§ **Exercise aim**: Copy every line with the string "this" in it.

** start **

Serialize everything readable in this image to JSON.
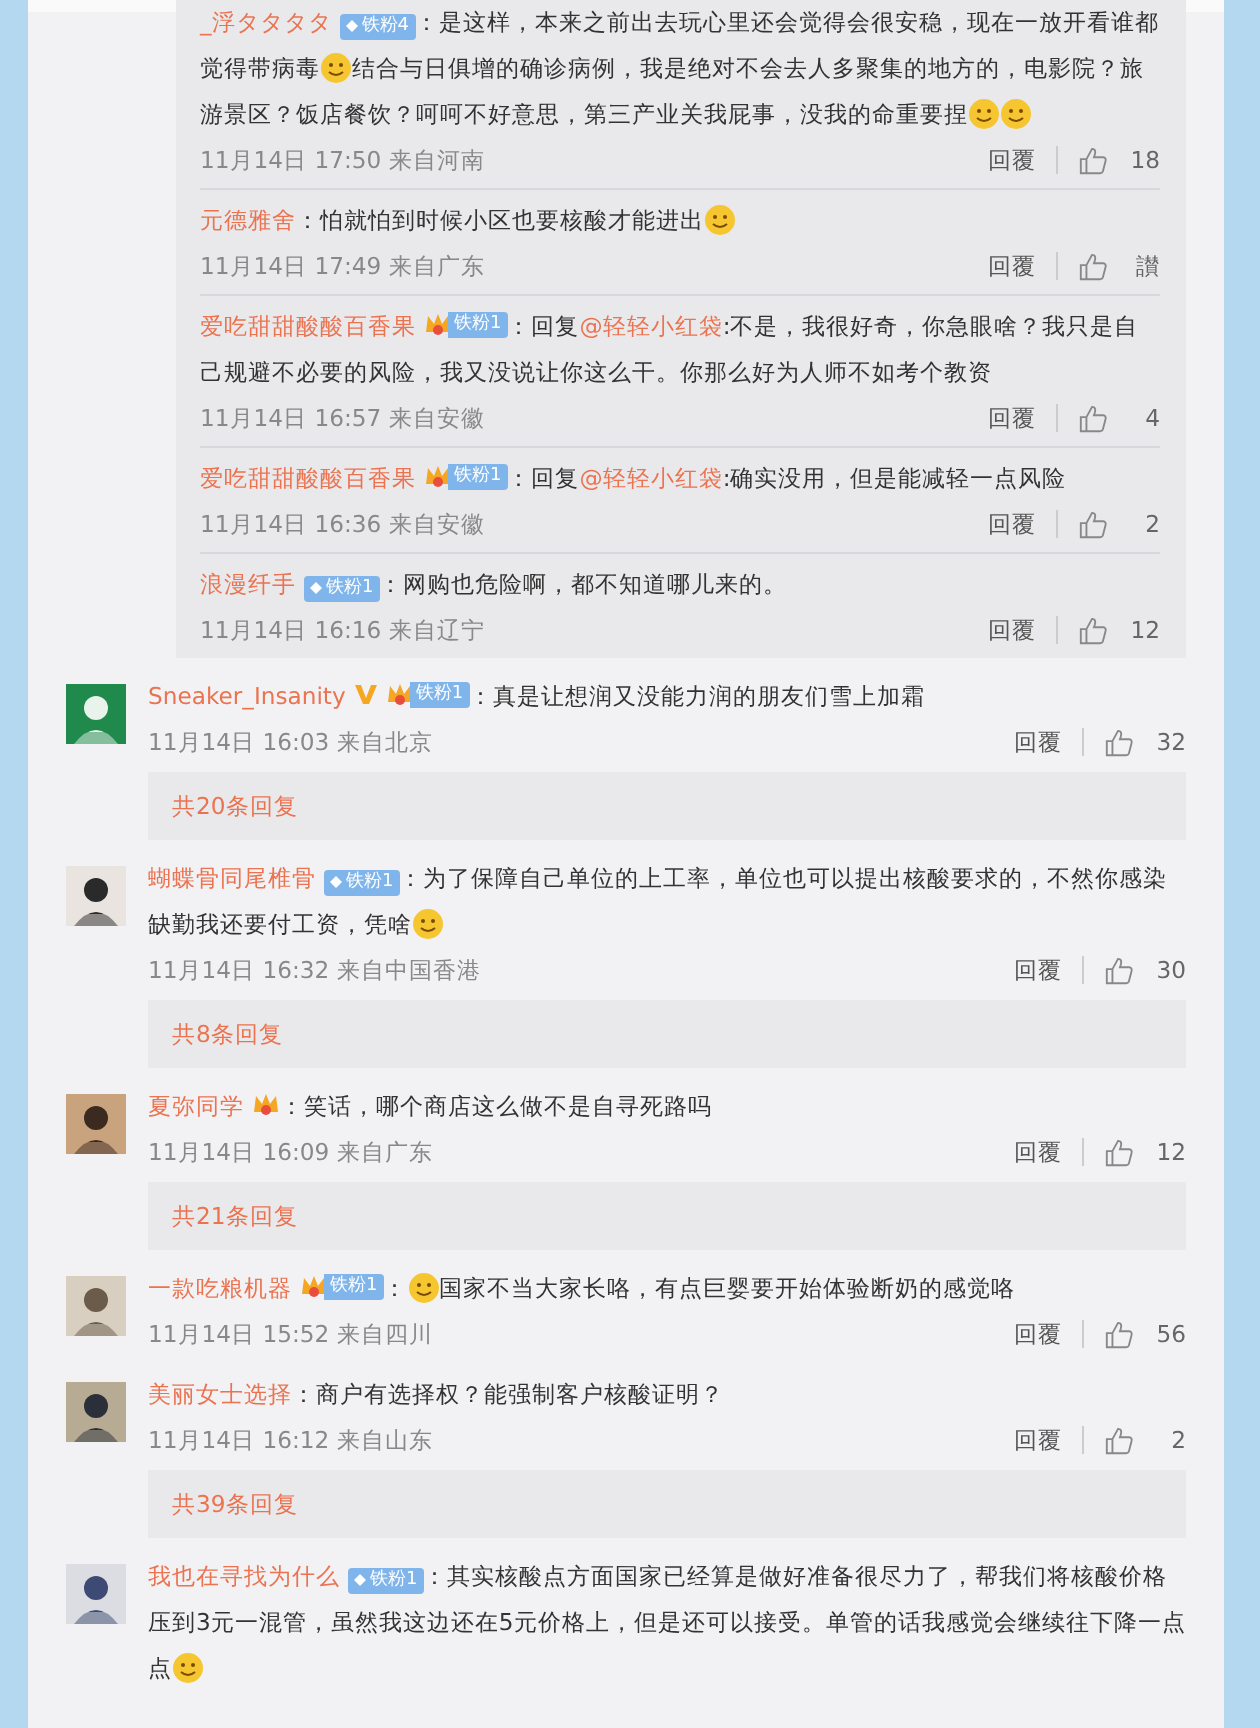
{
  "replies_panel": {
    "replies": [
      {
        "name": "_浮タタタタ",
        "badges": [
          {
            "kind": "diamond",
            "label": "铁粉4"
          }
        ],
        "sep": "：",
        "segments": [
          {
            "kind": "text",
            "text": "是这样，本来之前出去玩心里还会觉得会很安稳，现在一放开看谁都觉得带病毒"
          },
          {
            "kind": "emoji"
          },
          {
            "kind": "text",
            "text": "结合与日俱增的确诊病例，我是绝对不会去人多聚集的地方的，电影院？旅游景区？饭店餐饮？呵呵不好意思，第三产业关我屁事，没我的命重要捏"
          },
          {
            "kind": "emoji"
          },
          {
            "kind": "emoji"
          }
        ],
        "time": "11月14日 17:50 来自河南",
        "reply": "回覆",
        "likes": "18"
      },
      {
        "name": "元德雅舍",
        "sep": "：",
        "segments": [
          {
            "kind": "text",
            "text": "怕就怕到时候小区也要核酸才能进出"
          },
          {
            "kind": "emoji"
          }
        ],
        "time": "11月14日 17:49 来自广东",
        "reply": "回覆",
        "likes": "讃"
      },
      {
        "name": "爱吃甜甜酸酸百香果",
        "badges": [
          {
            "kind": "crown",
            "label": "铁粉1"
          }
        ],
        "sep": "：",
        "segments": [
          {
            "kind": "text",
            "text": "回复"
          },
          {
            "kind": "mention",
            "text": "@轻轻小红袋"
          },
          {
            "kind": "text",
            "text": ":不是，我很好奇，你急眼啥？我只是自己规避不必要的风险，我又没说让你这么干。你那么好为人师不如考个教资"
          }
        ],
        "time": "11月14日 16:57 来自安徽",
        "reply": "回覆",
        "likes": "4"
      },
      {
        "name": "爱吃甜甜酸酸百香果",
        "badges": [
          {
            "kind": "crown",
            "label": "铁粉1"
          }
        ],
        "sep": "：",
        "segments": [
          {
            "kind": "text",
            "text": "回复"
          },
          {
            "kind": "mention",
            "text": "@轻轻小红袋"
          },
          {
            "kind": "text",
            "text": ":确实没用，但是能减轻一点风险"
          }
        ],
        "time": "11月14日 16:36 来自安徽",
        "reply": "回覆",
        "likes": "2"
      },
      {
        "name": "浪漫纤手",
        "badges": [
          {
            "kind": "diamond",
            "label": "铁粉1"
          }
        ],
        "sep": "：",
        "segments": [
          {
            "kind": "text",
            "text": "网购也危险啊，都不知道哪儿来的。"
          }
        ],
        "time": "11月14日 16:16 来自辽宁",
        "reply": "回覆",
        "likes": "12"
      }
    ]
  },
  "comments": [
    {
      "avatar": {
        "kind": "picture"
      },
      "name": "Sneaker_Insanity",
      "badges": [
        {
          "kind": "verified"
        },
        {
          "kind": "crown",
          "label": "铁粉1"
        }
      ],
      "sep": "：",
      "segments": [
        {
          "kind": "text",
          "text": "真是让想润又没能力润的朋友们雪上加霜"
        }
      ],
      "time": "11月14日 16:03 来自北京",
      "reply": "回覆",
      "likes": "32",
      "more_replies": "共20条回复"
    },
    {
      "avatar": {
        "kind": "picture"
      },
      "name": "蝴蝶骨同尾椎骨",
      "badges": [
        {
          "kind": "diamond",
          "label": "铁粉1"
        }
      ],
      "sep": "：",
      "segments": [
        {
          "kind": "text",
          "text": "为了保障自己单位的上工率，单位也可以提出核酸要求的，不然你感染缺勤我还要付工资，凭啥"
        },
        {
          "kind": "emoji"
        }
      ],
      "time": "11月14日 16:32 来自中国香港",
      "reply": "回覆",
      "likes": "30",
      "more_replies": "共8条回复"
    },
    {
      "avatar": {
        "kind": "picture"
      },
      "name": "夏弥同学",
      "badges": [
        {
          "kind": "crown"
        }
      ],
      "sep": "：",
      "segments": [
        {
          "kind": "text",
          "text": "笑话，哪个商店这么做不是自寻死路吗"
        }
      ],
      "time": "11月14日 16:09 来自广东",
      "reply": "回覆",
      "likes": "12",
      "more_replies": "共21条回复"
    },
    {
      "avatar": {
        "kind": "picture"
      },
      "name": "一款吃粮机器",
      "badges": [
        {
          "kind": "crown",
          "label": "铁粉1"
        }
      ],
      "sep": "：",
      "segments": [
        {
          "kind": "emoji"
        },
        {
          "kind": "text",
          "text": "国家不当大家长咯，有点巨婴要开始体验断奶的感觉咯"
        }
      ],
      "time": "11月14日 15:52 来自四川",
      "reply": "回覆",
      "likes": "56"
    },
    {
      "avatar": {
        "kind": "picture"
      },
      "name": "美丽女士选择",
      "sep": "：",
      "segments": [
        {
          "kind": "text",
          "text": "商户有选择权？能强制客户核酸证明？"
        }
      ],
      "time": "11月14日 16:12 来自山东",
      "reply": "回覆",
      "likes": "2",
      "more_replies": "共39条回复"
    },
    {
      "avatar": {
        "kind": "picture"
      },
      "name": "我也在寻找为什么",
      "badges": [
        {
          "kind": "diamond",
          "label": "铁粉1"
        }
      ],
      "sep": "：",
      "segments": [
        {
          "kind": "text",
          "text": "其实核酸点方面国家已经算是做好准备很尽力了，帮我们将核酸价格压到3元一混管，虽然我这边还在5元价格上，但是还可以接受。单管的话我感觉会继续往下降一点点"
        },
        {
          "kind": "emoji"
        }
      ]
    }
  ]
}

** end **
** start **

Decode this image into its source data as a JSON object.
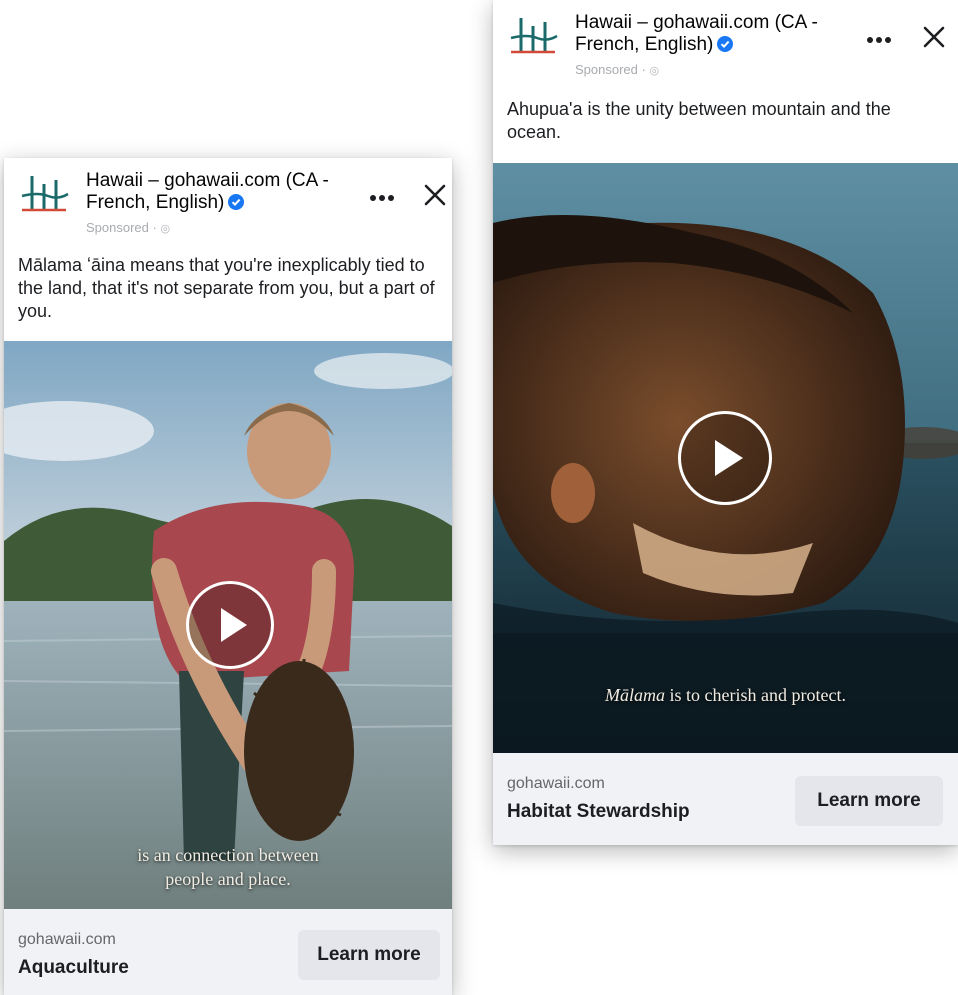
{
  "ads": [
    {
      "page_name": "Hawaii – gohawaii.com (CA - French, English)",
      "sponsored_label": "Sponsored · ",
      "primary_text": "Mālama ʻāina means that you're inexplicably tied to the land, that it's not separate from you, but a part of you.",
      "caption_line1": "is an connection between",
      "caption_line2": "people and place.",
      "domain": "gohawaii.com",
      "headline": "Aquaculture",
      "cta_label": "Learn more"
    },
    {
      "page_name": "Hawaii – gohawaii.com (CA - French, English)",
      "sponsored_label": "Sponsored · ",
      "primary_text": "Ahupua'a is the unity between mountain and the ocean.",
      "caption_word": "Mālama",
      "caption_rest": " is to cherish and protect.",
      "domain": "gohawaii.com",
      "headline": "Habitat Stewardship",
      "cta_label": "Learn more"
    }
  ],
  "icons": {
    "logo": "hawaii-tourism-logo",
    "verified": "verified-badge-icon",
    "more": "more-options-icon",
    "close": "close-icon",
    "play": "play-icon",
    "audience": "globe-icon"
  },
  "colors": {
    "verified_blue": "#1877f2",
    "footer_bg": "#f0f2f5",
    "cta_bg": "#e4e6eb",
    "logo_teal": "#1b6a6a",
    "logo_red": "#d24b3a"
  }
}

** end **

§ **Exercise result**:
Serialize everything readable in this image to JSON.
Decode this image into its source data as a JSON object.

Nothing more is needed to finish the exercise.